## start
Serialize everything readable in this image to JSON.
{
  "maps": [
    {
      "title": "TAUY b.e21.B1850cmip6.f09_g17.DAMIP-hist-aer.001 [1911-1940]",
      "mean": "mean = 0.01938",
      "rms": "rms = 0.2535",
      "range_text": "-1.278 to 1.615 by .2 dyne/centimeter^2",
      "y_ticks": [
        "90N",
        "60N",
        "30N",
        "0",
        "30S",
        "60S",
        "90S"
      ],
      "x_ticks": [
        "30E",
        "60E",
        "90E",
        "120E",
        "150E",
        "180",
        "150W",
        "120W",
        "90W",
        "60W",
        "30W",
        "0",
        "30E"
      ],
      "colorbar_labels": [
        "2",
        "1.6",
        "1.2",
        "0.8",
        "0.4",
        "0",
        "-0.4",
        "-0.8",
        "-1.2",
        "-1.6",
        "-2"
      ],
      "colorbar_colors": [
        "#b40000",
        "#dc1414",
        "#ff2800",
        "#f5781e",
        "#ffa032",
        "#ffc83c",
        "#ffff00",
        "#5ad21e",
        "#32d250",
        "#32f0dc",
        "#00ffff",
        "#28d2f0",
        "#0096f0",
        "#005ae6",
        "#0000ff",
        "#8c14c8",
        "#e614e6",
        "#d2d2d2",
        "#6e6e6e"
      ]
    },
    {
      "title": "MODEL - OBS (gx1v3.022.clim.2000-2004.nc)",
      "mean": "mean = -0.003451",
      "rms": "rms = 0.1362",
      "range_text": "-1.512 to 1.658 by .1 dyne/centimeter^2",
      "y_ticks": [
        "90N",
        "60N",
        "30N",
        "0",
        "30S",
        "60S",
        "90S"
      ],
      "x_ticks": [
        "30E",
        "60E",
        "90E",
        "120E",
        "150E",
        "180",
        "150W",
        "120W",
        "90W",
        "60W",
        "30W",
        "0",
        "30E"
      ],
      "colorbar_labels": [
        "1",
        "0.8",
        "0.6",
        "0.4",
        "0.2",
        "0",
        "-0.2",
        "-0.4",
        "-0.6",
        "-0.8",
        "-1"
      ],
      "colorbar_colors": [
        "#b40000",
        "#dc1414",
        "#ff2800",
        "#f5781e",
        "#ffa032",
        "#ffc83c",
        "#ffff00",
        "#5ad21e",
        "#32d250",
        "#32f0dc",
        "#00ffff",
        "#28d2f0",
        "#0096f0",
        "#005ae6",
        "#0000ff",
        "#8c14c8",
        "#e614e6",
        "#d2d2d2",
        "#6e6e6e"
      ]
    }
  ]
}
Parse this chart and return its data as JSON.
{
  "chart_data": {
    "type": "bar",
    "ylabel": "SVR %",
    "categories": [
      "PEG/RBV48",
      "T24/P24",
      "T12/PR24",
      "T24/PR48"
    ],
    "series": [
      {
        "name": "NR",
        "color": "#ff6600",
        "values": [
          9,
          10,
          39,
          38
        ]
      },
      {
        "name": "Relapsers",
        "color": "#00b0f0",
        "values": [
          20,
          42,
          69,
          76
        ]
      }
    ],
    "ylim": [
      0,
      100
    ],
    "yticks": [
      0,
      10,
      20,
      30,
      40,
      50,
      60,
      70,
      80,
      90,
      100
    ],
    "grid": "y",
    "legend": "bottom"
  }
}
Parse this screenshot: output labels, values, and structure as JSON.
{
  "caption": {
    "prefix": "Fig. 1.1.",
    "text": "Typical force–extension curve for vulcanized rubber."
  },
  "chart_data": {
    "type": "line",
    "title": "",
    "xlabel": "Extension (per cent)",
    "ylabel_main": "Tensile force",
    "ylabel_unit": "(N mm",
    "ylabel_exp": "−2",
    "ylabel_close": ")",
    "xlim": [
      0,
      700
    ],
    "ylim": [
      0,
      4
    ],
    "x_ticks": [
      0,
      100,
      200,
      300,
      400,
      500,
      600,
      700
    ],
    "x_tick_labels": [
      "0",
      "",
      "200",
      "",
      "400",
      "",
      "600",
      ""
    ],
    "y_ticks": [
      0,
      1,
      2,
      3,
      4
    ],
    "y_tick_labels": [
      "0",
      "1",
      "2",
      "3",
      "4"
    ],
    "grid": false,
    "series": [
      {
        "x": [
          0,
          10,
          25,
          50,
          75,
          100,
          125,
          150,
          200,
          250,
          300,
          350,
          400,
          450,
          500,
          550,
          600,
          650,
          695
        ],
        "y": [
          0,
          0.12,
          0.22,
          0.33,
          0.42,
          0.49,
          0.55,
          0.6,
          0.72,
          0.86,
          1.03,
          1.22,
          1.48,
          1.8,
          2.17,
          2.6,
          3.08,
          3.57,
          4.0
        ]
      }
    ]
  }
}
## end
### YOUR TASK
Copy out each line of the records where the string "JSON" appears.

### SOLUTION FOR THIS TASK
Serialize everything readable in this image to JSON.
Parse this chart and return its data as JSON.
Parse this screenshot: output labels, values, and structure as JSON.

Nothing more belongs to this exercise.